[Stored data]
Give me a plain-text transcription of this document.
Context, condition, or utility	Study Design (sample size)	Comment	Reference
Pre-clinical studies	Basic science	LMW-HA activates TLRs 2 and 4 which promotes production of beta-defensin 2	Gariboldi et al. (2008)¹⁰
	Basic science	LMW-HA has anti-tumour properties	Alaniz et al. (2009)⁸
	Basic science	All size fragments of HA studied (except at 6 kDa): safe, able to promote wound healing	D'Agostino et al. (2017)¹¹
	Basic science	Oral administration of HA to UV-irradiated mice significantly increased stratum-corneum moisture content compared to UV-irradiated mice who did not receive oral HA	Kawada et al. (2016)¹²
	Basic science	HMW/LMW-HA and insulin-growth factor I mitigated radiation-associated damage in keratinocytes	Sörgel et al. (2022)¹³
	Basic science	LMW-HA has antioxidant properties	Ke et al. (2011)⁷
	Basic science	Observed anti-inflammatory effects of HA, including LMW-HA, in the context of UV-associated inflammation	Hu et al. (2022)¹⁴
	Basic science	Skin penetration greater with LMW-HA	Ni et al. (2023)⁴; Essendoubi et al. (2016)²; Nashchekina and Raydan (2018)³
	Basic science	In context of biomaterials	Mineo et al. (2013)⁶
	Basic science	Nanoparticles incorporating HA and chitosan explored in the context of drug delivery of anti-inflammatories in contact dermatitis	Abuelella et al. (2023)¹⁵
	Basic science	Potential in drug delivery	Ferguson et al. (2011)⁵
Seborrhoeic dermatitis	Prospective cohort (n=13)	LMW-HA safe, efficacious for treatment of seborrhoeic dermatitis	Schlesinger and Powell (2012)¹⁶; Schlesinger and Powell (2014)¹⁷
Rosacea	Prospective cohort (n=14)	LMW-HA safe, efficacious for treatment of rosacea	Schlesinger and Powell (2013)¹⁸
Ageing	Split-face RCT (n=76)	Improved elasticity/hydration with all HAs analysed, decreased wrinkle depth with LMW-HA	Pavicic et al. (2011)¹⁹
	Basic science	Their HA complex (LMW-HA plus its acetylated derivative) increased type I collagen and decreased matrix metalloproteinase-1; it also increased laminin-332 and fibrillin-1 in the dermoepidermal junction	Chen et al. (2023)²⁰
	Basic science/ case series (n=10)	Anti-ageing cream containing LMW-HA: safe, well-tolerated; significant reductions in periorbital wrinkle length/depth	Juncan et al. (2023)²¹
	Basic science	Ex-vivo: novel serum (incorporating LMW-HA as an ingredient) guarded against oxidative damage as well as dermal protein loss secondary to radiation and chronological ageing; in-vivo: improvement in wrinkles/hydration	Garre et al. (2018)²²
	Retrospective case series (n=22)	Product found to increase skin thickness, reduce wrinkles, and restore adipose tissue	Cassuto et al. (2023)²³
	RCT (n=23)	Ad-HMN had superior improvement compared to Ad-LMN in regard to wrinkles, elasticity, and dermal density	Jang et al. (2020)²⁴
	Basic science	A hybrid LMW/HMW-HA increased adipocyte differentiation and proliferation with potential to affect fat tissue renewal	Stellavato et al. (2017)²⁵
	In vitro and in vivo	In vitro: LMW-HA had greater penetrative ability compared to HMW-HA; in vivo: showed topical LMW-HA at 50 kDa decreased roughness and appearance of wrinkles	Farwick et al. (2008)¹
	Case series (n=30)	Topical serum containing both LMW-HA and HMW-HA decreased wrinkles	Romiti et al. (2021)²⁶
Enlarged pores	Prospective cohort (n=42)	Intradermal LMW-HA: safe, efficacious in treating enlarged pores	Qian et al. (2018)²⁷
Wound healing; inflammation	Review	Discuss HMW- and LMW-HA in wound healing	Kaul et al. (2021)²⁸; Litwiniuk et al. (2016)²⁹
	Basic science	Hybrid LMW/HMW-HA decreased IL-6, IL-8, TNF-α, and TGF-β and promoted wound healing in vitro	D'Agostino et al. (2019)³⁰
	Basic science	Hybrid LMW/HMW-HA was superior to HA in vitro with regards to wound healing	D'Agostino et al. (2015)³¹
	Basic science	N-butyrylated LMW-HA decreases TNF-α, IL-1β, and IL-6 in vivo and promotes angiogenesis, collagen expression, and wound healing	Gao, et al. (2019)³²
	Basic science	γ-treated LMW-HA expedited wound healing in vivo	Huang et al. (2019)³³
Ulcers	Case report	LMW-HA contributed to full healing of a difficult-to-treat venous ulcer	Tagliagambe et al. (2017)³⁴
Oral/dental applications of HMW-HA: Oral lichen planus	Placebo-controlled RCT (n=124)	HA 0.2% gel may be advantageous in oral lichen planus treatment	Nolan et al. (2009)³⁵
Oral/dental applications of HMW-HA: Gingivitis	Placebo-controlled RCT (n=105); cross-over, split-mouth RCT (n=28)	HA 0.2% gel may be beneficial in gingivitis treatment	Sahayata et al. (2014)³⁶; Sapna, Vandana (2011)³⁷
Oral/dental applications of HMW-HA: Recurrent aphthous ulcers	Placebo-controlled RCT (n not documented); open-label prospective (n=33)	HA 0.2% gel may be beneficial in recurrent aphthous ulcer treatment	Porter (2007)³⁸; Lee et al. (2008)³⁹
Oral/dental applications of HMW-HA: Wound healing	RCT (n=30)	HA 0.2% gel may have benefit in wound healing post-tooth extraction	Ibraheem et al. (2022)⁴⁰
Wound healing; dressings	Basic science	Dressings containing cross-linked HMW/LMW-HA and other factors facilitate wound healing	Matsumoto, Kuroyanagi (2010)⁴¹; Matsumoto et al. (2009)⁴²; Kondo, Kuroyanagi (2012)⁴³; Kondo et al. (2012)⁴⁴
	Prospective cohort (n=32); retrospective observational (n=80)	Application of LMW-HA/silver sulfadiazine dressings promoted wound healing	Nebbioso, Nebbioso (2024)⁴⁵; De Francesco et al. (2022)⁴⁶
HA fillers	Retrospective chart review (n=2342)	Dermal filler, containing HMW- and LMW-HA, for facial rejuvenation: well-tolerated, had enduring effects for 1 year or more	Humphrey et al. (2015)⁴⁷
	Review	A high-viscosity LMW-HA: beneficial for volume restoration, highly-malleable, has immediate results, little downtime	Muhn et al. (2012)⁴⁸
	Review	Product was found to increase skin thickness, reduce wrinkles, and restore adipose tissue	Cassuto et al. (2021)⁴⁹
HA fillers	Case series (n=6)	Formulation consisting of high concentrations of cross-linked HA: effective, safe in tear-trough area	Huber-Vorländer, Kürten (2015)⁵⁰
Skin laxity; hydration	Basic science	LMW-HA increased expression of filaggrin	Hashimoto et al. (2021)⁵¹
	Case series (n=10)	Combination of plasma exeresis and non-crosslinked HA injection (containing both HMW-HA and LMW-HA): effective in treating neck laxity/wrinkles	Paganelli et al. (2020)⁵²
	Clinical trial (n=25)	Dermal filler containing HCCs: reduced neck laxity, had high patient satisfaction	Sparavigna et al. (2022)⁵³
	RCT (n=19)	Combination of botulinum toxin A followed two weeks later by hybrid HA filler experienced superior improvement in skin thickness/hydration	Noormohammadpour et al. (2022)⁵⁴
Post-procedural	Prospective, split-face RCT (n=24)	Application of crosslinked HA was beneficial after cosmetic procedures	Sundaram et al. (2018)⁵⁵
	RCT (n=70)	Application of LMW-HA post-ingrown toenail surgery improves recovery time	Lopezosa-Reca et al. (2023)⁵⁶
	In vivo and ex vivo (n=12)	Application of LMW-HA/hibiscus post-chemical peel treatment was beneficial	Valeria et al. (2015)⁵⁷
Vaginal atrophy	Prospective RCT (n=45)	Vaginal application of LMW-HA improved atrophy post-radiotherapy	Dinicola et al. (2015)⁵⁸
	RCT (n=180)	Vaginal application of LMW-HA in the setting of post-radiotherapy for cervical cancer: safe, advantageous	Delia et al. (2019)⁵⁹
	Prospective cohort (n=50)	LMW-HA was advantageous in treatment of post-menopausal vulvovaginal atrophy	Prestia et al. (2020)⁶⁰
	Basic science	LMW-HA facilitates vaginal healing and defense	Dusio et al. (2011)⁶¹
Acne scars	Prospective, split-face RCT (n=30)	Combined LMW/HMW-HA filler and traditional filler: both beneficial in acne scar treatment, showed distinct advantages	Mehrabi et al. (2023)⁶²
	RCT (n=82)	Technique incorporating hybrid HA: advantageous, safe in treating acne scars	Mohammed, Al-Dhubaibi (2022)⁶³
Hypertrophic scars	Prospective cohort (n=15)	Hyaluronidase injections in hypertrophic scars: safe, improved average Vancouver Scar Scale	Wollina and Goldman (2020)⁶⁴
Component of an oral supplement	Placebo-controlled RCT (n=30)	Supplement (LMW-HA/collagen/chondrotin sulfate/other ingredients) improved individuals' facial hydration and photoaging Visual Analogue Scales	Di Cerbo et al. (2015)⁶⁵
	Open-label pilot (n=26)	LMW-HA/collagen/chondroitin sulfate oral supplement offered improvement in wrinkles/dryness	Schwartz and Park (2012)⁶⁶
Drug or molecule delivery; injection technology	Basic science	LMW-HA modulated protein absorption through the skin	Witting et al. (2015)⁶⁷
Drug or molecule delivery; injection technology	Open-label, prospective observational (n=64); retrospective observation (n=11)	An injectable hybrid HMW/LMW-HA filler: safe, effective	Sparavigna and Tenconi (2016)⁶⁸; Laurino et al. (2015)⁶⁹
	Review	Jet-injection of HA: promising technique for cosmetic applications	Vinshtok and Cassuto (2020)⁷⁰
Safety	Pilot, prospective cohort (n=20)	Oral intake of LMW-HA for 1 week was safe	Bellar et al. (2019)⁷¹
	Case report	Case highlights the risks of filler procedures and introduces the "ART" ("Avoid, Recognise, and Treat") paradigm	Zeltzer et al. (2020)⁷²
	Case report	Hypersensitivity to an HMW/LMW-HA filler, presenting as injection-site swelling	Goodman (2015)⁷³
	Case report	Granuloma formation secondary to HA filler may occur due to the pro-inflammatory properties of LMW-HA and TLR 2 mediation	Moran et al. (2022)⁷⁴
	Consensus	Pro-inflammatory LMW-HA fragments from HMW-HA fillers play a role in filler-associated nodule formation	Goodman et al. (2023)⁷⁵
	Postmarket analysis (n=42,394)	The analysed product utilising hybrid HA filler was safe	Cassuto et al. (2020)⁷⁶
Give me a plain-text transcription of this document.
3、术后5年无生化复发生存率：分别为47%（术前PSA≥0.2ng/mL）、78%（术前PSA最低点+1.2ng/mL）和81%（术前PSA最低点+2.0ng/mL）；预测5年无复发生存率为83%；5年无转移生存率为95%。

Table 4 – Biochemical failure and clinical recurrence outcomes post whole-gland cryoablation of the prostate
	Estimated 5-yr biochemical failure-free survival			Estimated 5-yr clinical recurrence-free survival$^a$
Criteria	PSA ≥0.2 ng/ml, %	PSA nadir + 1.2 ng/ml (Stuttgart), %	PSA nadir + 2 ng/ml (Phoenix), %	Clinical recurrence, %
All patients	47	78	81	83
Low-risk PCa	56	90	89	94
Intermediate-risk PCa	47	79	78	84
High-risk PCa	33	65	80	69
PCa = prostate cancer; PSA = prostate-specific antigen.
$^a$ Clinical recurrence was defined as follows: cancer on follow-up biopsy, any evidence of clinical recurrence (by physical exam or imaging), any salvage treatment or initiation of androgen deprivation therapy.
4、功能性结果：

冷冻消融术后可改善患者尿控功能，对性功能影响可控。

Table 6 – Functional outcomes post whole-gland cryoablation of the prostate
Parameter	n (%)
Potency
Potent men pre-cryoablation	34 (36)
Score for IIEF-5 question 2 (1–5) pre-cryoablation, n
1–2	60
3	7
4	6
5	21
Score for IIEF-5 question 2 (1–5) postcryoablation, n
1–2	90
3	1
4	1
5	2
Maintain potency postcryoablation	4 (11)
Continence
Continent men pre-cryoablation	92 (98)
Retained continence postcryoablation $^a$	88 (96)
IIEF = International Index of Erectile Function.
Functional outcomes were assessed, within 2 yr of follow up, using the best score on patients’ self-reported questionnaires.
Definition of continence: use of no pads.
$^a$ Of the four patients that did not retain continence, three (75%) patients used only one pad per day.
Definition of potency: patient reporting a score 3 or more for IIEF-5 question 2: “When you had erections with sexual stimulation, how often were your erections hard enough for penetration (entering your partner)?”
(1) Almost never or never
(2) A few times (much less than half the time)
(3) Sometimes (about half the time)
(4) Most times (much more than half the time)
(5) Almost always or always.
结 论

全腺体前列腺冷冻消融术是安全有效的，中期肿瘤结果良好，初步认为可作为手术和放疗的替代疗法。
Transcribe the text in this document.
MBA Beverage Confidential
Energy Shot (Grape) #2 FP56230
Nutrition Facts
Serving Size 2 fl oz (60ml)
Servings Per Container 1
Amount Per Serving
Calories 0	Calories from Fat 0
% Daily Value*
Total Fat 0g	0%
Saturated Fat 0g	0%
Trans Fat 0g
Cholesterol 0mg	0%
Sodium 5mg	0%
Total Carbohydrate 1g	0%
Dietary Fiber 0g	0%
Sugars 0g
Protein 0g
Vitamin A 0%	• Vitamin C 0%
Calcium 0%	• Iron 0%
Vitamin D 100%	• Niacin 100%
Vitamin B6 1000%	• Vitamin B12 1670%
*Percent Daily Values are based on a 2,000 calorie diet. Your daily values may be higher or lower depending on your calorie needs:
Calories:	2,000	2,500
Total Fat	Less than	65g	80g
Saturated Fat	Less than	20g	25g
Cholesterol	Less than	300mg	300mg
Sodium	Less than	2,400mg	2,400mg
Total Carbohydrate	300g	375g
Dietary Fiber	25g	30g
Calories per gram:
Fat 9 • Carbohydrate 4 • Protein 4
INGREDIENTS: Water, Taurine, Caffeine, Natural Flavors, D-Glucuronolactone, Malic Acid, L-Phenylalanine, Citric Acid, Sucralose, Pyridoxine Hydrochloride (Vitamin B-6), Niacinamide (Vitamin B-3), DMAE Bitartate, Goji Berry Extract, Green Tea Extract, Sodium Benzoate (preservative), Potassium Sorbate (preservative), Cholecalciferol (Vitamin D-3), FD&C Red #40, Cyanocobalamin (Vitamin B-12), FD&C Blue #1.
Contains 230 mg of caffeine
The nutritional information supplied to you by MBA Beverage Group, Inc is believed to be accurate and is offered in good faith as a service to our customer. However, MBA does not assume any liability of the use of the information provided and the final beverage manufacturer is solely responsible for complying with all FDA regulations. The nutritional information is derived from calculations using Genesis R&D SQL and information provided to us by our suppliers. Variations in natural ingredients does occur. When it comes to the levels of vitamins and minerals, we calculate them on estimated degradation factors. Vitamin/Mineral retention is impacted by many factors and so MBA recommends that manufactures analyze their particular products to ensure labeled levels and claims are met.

• [Brief]: A count is needed of the lines in this data that contain "Saturated"; give the number and no other text.

• [Written solution]: 2